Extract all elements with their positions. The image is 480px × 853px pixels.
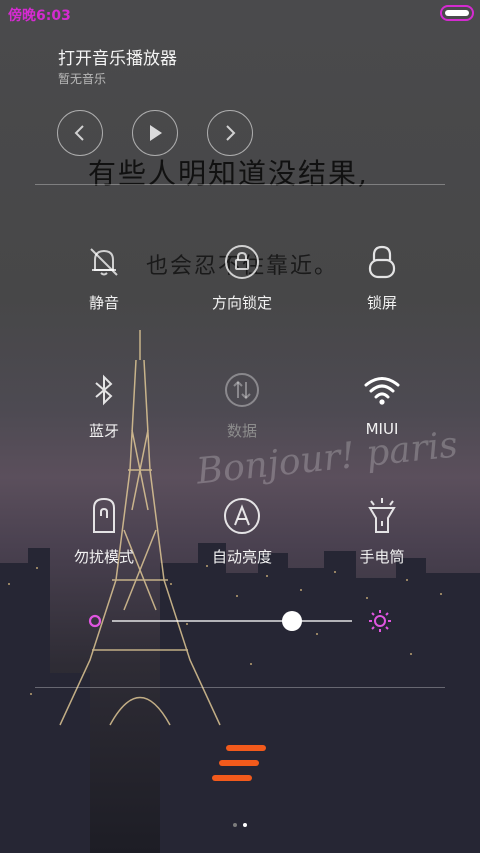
next-track-button[interactable] <box>207 110 253 156</box>
toggle-wifi-label: MIUI <box>365 420 399 438</box>
toggle-auto-brightness-label: 自动亮度 <box>211 548 272 566</box>
status-bar: 傍晚6:03 <box>0 0 480 26</box>
music-player-title[interactable]: 打开音乐播放器 <box>58 44 177 69</box>
lock-icon <box>368 245 396 279</box>
toggle-do-not-disturb-label: 勿扰模式 <box>73 548 134 566</box>
flashlight-icon <box>368 498 396 533</box>
toggle-bluetooth-label: 蓝牙 <box>88 422 119 440</box>
status-time: 傍晚6:03 <box>8 8 71 24</box>
divider-top <box>35 184 445 185</box>
brightness-slider-thumb[interactable] <box>282 611 302 631</box>
toggle-wifi[interactable]: MIUI <box>322 370 442 438</box>
page-dot-1 <box>233 823 237 827</box>
wifi-icon <box>364 377 400 405</box>
battery-level-fill <box>445 10 469 16</box>
music-player-subtitle: 暂无音乐 <box>58 72 107 86</box>
toggle-mobile-data[interactable]: 数据 <box>182 370 302 441</box>
play-icon <box>150 125 162 141</box>
do-not-disturb-icon <box>93 497 115 533</box>
brightness-high-icon <box>369 610 391 632</box>
toggle-flashlight[interactable]: 手电筒 <box>322 496 442 567</box>
brightness-slider-track[interactable] <box>112 620 352 622</box>
toggle-mute[interactable]: 静音 <box>44 242 164 313</box>
page-dot-2 <box>243 823 247 827</box>
toggle-mute-label: 静音 <box>88 294 119 312</box>
toggle-bluetooth[interactable]: 蓝牙 <box>44 370 164 441</box>
toggle-rotation-lock-label: 方向锁定 <box>211 294 272 312</box>
mobile-data-icon <box>225 373 259 407</box>
auto-brightness-icon <box>224 498 260 534</box>
page-indicator <box>0 812 480 831</box>
toggle-do-not-disturb[interactable]: 勿扰模式 <box>44 496 164 567</box>
hamburger-menu-icon[interactable] <box>212 745 268 783</box>
battery-icon <box>440 5 474 21</box>
toggle-flashlight-label: 手电筒 <box>359 548 405 566</box>
chevron-right-icon <box>226 125 236 141</box>
chevron-left-icon <box>74 125 84 141</box>
bluetooth-icon <box>95 374 113 406</box>
rotation-lock-icon <box>225 245 259 279</box>
toggle-auto-brightness[interactable]: 自动亮度 <box>182 496 302 567</box>
divider-bottom <box>35 687 445 688</box>
toggle-lock-screen[interactable]: 锁屏 <box>322 242 442 313</box>
bell-off-icon <box>90 248 118 276</box>
brightness-low-icon <box>88 614 102 628</box>
play-button[interactable] <box>132 110 178 156</box>
toggle-rotation-lock[interactable]: 方向锁定 <box>182 242 302 313</box>
toggle-mobile-data-label: 数据 <box>226 422 257 440</box>
previous-track-button[interactable] <box>57 110 103 156</box>
control-center: 打开音乐播放器 暂无音乐 静音 方向锁定 锁屏 蓝牙 数据 MIUI 勿扰模式 … <box>0 0 480 853</box>
toggle-lock-screen-label: 锁屏 <box>366 294 397 312</box>
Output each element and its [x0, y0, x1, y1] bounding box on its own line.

##########

[Set problem] Pick out and copy every line from the entries above that contains the string "lock", matching case exactly.

[Result of the exercise]
lock-icon <box>368 245 396 279</box>
toggle-rotation-lock-label: 方向锁定 <box>211 294 272 312</box>
rotation-lock-icon <box>225 245 259 279</box>
toggle-lock-screen[interactable]: 锁屏 <box>322 242 442 313</box>
toggle-rotation-lock[interactable]: 方向锁定 <box>182 242 302 313</box>
toggle-lock-screen-label: 锁屏 <box>366 294 397 312</box>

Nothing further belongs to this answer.